** Start MATERIAL **

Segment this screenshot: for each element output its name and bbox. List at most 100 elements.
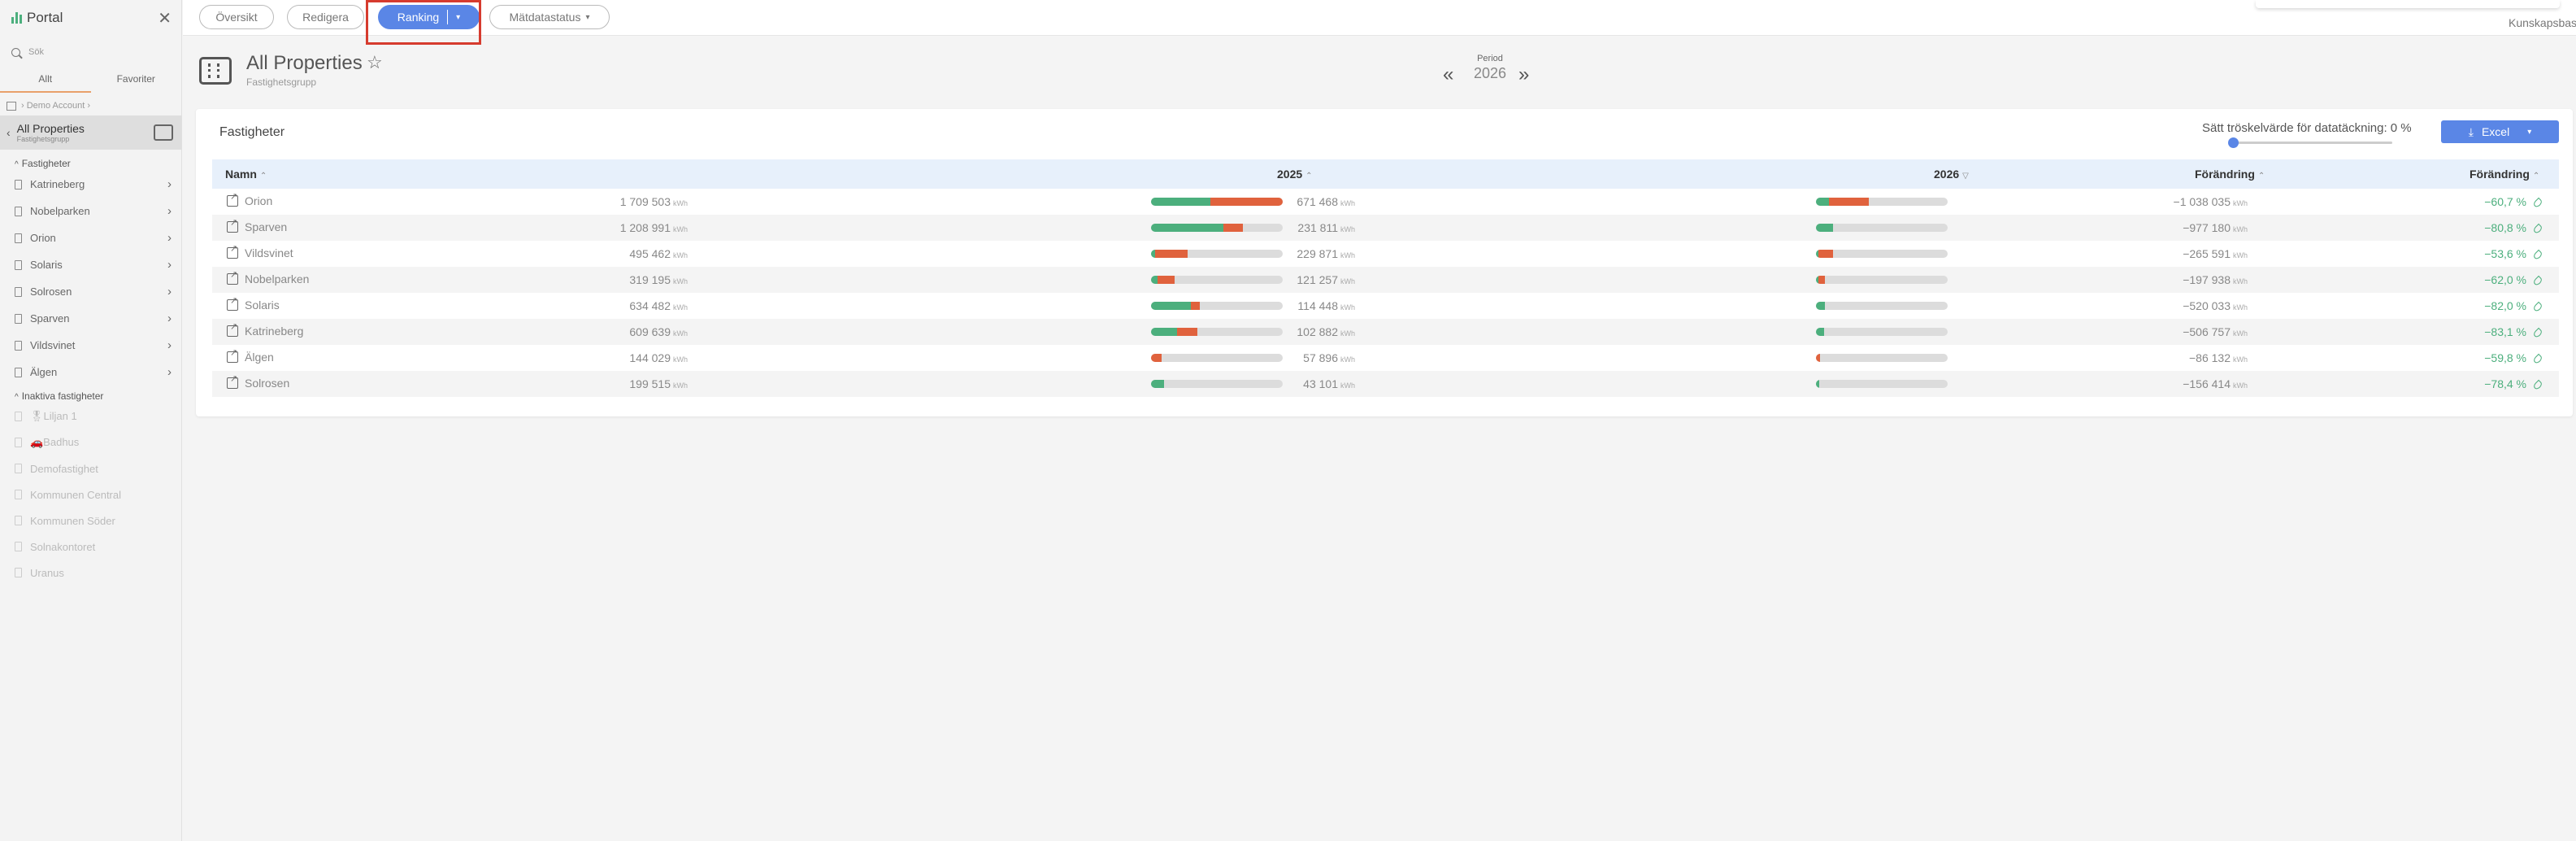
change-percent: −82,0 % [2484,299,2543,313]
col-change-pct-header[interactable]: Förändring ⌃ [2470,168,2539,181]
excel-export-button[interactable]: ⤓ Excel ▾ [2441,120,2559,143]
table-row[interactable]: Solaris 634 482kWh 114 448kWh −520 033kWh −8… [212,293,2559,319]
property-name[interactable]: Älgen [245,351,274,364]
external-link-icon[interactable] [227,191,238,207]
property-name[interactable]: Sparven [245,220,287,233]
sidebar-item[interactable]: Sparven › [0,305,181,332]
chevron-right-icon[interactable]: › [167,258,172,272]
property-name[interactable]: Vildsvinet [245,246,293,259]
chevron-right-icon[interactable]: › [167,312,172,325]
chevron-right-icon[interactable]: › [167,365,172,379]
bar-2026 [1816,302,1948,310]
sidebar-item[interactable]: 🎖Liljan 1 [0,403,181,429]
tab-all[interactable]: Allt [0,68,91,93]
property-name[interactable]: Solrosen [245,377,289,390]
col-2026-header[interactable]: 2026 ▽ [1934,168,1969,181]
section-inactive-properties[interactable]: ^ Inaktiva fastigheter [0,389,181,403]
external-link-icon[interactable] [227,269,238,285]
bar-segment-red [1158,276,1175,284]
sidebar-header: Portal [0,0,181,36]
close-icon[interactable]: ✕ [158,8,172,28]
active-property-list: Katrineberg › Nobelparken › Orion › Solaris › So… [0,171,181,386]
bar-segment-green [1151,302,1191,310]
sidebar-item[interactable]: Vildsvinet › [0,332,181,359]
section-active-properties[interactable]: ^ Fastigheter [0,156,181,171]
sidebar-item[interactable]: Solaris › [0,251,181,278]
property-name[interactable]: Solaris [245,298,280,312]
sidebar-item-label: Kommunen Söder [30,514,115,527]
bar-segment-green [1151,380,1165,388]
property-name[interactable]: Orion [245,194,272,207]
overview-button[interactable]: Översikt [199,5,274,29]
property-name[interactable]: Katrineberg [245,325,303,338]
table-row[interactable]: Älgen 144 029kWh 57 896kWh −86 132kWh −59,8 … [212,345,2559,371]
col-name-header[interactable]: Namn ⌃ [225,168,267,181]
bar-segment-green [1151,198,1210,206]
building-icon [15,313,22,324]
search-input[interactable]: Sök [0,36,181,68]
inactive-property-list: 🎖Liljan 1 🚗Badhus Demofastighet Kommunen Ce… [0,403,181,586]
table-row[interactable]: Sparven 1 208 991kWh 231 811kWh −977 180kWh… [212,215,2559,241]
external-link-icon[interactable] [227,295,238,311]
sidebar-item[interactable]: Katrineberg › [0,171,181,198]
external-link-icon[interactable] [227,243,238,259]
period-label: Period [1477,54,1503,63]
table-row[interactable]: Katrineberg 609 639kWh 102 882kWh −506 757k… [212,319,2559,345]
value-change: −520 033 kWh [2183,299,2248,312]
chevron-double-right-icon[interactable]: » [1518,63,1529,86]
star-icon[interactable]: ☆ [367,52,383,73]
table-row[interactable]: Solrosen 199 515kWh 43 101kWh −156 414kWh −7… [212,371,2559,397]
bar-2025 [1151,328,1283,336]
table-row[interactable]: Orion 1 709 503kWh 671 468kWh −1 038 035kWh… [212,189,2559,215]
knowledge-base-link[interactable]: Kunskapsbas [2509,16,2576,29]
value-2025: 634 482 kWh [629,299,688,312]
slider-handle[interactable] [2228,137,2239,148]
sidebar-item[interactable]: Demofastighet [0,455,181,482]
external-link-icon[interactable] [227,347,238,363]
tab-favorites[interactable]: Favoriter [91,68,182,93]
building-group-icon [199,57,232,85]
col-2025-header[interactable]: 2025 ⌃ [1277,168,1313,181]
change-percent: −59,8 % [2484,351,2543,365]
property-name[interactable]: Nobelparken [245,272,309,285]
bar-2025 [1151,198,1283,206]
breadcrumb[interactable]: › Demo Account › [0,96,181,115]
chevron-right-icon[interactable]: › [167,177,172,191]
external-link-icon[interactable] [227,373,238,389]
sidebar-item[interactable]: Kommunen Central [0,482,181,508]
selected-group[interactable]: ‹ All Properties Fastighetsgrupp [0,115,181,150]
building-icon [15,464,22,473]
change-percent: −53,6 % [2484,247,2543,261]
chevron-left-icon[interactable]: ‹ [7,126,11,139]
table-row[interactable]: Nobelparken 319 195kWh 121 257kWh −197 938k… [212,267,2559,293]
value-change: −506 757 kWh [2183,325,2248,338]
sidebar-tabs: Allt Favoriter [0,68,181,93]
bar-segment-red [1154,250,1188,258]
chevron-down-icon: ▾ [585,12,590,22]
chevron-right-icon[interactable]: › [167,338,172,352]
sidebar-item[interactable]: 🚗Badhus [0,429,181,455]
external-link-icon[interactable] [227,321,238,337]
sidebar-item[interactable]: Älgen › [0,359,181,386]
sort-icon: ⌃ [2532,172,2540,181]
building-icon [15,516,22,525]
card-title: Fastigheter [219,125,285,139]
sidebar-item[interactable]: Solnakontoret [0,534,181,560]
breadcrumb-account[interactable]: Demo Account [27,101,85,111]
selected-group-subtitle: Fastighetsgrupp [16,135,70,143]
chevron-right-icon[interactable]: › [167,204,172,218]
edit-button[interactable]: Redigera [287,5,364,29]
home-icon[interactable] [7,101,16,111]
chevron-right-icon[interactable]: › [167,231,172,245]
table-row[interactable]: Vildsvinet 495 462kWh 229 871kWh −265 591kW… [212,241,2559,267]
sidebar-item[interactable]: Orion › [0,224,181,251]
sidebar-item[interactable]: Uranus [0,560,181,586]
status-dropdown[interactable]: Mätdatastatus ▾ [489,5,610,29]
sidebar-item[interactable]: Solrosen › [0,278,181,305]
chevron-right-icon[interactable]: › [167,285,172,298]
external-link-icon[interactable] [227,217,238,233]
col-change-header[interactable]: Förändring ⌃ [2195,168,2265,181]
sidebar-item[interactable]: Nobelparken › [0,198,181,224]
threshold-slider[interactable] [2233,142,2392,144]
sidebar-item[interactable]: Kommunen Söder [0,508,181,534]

** End MATERIAL **
** Start MATERIAL **

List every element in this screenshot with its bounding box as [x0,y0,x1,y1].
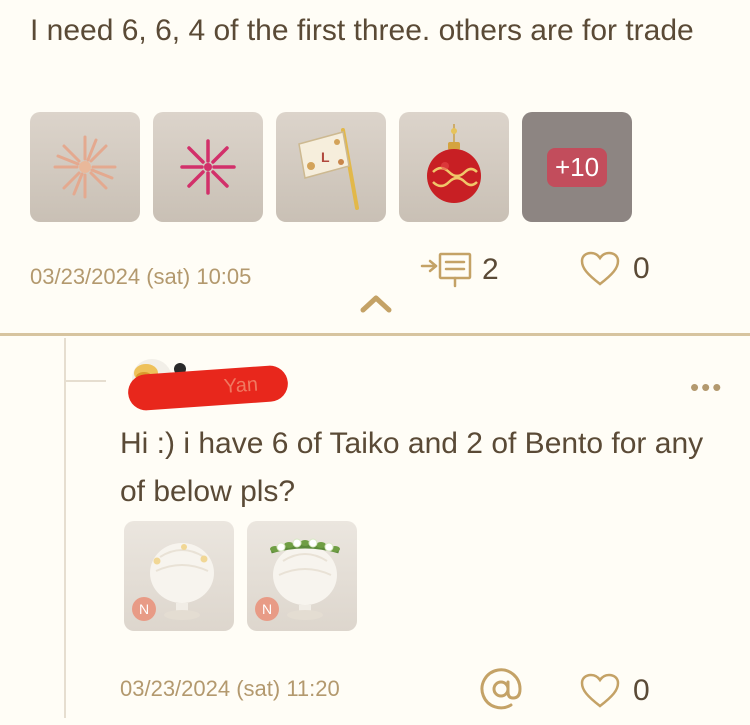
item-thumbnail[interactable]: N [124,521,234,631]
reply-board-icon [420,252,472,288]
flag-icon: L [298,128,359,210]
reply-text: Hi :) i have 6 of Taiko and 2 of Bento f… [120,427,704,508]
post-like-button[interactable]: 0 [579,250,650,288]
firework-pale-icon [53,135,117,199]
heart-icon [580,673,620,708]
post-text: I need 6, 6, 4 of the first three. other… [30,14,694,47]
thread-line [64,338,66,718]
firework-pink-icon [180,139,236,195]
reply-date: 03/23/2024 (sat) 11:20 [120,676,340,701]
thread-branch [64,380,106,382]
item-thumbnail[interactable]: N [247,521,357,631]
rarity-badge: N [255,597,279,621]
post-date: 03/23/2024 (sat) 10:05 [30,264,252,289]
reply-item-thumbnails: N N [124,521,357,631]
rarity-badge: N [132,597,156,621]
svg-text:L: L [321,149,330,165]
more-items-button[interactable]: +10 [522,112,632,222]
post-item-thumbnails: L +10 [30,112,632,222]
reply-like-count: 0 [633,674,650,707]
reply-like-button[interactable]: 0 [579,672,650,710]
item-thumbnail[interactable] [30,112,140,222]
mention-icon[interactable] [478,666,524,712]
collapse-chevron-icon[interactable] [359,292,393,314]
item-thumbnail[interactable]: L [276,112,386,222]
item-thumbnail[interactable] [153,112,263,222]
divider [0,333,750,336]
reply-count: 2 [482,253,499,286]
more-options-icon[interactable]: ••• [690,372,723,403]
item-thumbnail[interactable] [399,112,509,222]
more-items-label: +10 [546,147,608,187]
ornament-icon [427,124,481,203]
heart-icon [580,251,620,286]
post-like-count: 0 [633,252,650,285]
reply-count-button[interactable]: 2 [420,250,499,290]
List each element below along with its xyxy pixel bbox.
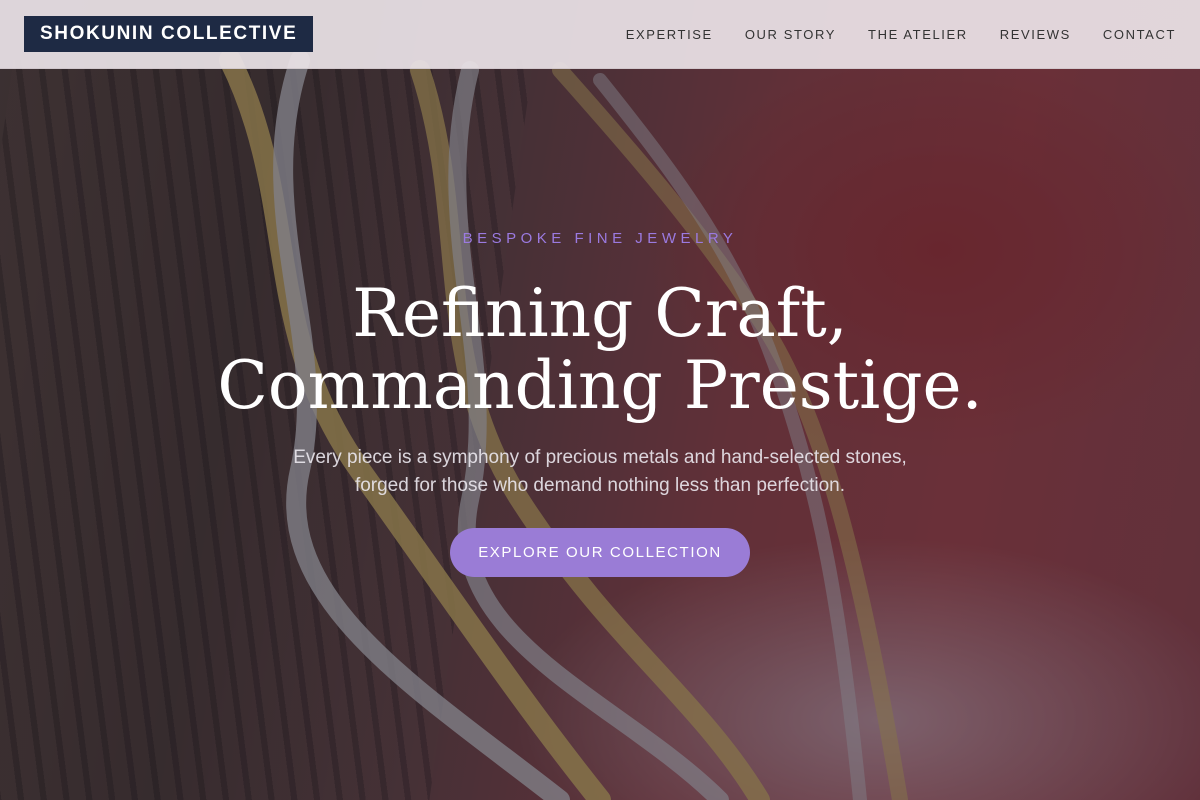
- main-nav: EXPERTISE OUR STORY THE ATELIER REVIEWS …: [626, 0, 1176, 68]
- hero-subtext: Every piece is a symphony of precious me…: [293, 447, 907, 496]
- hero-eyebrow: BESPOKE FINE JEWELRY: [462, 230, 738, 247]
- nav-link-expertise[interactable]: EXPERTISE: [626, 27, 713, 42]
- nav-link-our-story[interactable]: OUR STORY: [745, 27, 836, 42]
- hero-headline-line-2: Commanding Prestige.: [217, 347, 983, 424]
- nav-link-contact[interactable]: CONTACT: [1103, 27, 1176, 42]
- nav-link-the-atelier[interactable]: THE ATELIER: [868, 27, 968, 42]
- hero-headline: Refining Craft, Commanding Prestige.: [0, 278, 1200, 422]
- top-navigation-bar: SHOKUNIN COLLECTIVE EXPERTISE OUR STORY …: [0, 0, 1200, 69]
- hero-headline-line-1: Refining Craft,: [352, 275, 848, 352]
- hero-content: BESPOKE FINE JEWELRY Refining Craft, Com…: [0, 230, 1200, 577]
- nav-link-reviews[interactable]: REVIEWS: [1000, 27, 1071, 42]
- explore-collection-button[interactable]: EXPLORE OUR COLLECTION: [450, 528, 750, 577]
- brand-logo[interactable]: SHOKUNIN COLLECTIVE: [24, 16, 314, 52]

** End MATERIAL **
** Start MATERIAL **

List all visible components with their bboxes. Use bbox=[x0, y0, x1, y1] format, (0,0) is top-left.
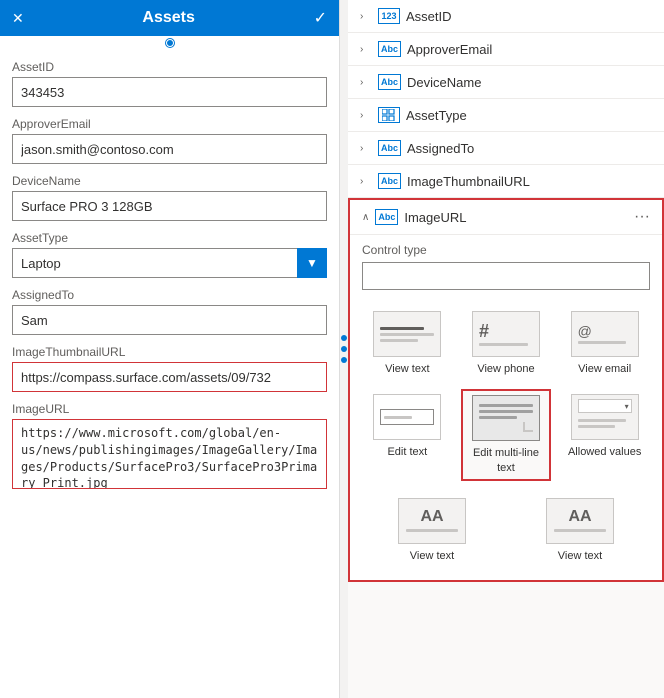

** End MATERIAL **

EXERCISE PROMPT:
Write out the listing lines starting with the line that contains "Segment this screenshot: for" and going on through the line that contains "property-name[interactable]: Vildsvinet [245,246,293,259]", leaving the pictures out of your answer.

FULL ANSWER:
Segment this screenshot: for each element output its name and bbox. List at most 100 elements.
change-percent: −82,0 % [2484,299,2543,313]
col-change-pct-header[interactable]: Förändring ⌃ [2470,168,2539,181]
excel-export-button[interactable]: ⤓ Excel ▾ [2441,120,2559,143]
table-row[interactable]: Solaris 634 482kWh 114 448kWh −520 033kWh −8… [212,293,2559,319]
property-name[interactable]: Älgen [245,351,274,364]
external-link-icon[interactable] [227,191,238,207]
property-name[interactable]: Sparven [245,220,287,233]
sidebar-item[interactable]: Sparven › [0,305,181,332]
chevron-right-icon[interactable]: › [167,258,172,272]
property-name[interactable]: Vildsvinet [245,246,293,259]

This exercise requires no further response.